= WRITTEN INSTRUCTION 1 =
Reproduce, word for word, everything in the entries from the line containing "- room-label-komunikacja: 1.2komunikacja" down to the line containing "- wall-right: [591, 84, 608, 672]", including both of those lines.

= PAGE TEXT =
His friends and family also knew him as a great athlete and adventure-seeker, who enjoyed tennis, cycling, helicopter skiing and windsurfing. Dr. Gordon was pursuing one of those passions -- cycling -- in the Sierra foothills Saturday when his bicycle collided with a truck near Fiddletown. He was killed instantly.
``He died doing something he loved,'' said his wife of 22 years, Judy Gordon.
Dr. Gordon, 56, was participating in his second ``century'' ride -- a 100-mile organized trek for avid cyclists -- when the accident occurred. But he loved doing just about anything outdoors, including gardening or playing with his dog, Panache.
Dr. Gordon himself had a panache for life, his friends said, enjoying reading, politics and his family life.
He coached his children in T-ball and soccer, participated in a father-daughter social group and was active in his havurah -- a Jewish friendship group.
``He's one of the nicest guys I have ever met,'' said longtime friend Victoria Durt. ``After he became my friend, I decided that I wanted him to be my dentist, that it would make going to the dentist a more pleasant experience. It was.''
Dr. Gordon attended the University of California-Berkeley, and graduated from the UC-San Francisco School of Dentistry. He practiced in Palo Alto for 30 years.
``He could fix anything. He was wonderful with his hands,'' his wife said. ``He could have been a carpenter. He could have been a plumber. He could have been an electrician. Not many people could be like that.''
*Dr. Ronald Albert Gordon*
*Born:* Nov. 19, 1949, in Los Angeles
*Died:* June 3, 2006, near Fiddletown
*Survived by:* His wife, Judy of Palo Alto; a daughter, Amanda of Palo Alto; and a son, Joshua of Palo Alto.
*Services:* Will be held at 3 p.m. Tuesday at Congregation Beth Am, 26790 Arastradero Road, Los Altos Hills.
*Memorial:* Donations in his memory may be made to the Lance Armstrong Foundation, National Mail Processing Center, P.O. Box 6003, Albert Lea, MN 56007-6603.


----------



## [email protected] (Sep 23, 2005)

A customer of mine came in yesterday and told me of the scene. She was visibly shaken as she was telling the story (she rode past soon after it had happened).
So sad...

Be careful out there y'all.


----------

= DATASET RECORDS =
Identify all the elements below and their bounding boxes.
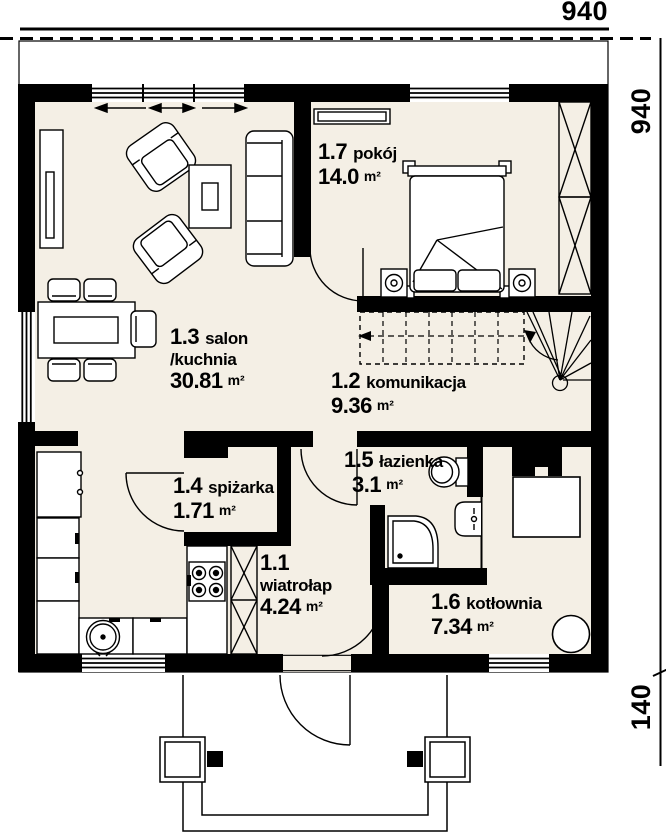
- room-label-komunikacja: 1.2komunikacja 9.36m²: [331, 369, 466, 418]
- kitchen-cabinet: [37, 558, 79, 601]
- floor-plan-canvas: 940 940 140 1.7pokój 14.0m² 1.3salon /ku…: [0, 0, 666, 835]
- room-number: 1.7: [318, 139, 347, 164]
- tv-cabinet: [40, 130, 63, 248]
- dimension-label-porch: 140: [626, 676, 660, 738]
- wall-right: [591, 84, 608, 672]
- room-name: łazienka: [379, 452, 443, 471]
- wall-under-pokoj: [357, 296, 591, 312]
- sofa: [246, 131, 293, 266]
- wall-shelf: [314, 109, 390, 124]
- room-name2: wiatrołap: [260, 576, 332, 595]
- fridge: [37, 452, 83, 517]
- coffee-table: [189, 165, 231, 228]
- room-number: 1.4: [173, 473, 202, 498]
- room-name: pokój: [353, 144, 397, 163]
- room-number: 1.5: [344, 447, 373, 472]
- room-area: 1.71: [173, 498, 214, 523]
- wall-spizarka-bottom: [184, 532, 291, 546]
- room-number: 1.1: [260, 550, 289, 575]
- boiler: [513, 477, 580, 537]
- porch-pier: [407, 751, 423, 767]
- wall-lazienka-bottom: [370, 568, 487, 585]
- nightstand: [509, 269, 535, 297]
- dining-chair: [48, 359, 80, 381]
- window-kotlownia-bottom: [489, 654, 549, 672]
- window-salon-left: [18, 312, 35, 422]
- wall-lazienka-right: [467, 447, 483, 497]
- porch: [160, 675, 470, 831]
- room-area-unit: m²: [219, 502, 236, 518]
- room-area: 30.81: [170, 368, 223, 393]
- room-area: 3.1: [352, 472, 381, 497]
- room-area-unit: m²: [306, 598, 323, 614]
- pillow: [414, 270, 456, 291]
- window-kitchen-bottom: [82, 654, 165, 672]
- dining-chair: [84, 359, 116, 381]
- kitchen-cabinet: [37, 601, 79, 654]
- water-heater: [553, 616, 590, 653]
- wall-salon-pokoj: [294, 102, 311, 257]
- room-number: 1.3: [170, 324, 199, 349]
- dining-chair: [131, 311, 156, 347]
- porch-column: [425, 737, 470, 782]
- washbasin: [455, 502, 481, 536]
- dining-table: [38, 302, 135, 358]
- tv: [46, 172, 54, 238]
- kitchen-counter: [133, 618, 187, 654]
- room-name: spiżarka: [208, 478, 274, 497]
- room-area-unit: m²: [364, 168, 381, 184]
- porch-inner-outline: [202, 780, 428, 815]
- porch-pier: [207, 751, 223, 767]
- nightstand: [381, 269, 407, 297]
- room-label-salon-kuchnia: 1.3salon /kuchnia 30.81m²: [170, 325, 248, 393]
- room-name: komunikacja: [366, 373, 466, 392]
- room-area-unit: m²: [386, 476, 403, 492]
- porch-column: [160, 737, 205, 782]
- room-name: kotłownia: [466, 594, 542, 613]
- room-area: 4.24: [260, 594, 301, 619]
- room-name: salon: [205, 329, 248, 348]
- room-number: 1.6: [431, 589, 460, 614]
- shower: [388, 516, 438, 568]
- bed-headrail: [408, 166, 506, 176]
- room-name2: /kuchnia: [170, 350, 248, 369]
- window-salon-top: [92, 84, 244, 102]
- pillow: [458, 270, 500, 291]
- dimension-label-top: 940: [498, 0, 608, 27]
- room-label-pokoj: 1.7pokój 14.0m²: [318, 140, 397, 189]
- cooktop-counter: [187, 546, 227, 654]
- room-area: 7.34: [431, 614, 472, 639]
- room-label-wiatrolap: 1.1 wiatrołap 4.24m²: [260, 551, 332, 619]
- wall-spizarka-right: [277, 431, 291, 546]
- room-number: 1.2: [331, 368, 360, 393]
- room-area-unit: m²: [477, 618, 494, 634]
- kitchen-cabinet: [37, 518, 79, 558]
- door-entrance: [280, 675, 350, 745]
- chimney-notch: [535, 467, 548, 477]
- room-area: 14.0: [318, 164, 359, 189]
- room-area-unit: m²: [228, 372, 245, 388]
- room-area-unit: m²: [377, 397, 394, 413]
- dining-chair: [48, 279, 80, 301]
- chimney-spizarka: [184, 431, 228, 458]
- room-label-kotlownia: 1.6kotłownia 7.34m²: [431, 590, 542, 639]
- wall-stub-left: [35, 431, 78, 446]
- dining-chair: [84, 279, 116, 301]
- dimension-label-right: 940: [626, 80, 660, 142]
- room-label-spizarka: 1.4spiżarka 1.71m²: [173, 474, 274, 523]
- front-door-opening: [283, 654, 351, 672]
- room-label-lazienka: 1.5łazienka 3.1m²: [344, 448, 443, 497]
- wall-lazienka-top: [357, 431, 591, 447]
- window-pokoj-top: [410, 84, 509, 102]
- wall-wiatrolap-kotlownia: [372, 585, 389, 655]
- room-area: 9.36: [331, 393, 372, 418]
- bed: [402, 161, 512, 298]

= WRITTEN INSTRUCTION 2 =
From the text about Dr. Gordon, quote everything from "He coached his" down to "Jewish friendship group.".

= WRITTEN RESPONSE 1 =
- room-label-komunikacja: 1.2komunikacja 9.36m²: [331, 369, 466, 418]
- kitchen-cabinet: [37, 558, 79, 601]
- floor-plan-canvas: 940 940 140 1.7pokój 14.0m² 1.3salon /ku…: [0, 0, 666, 835]
- room-number: 1.7: [318, 139, 347, 164]
- tv-cabinet: [40, 130, 63, 248]
- dimension-label-porch: 140: [626, 676, 660, 738]
- wall-right: [591, 84, 608, 672]

= WRITTEN RESPONSE 2 =
He coached his children in T-ball and soccer, participated in a father-daughter social group and was active in his havurah -- a Jewish friendship group.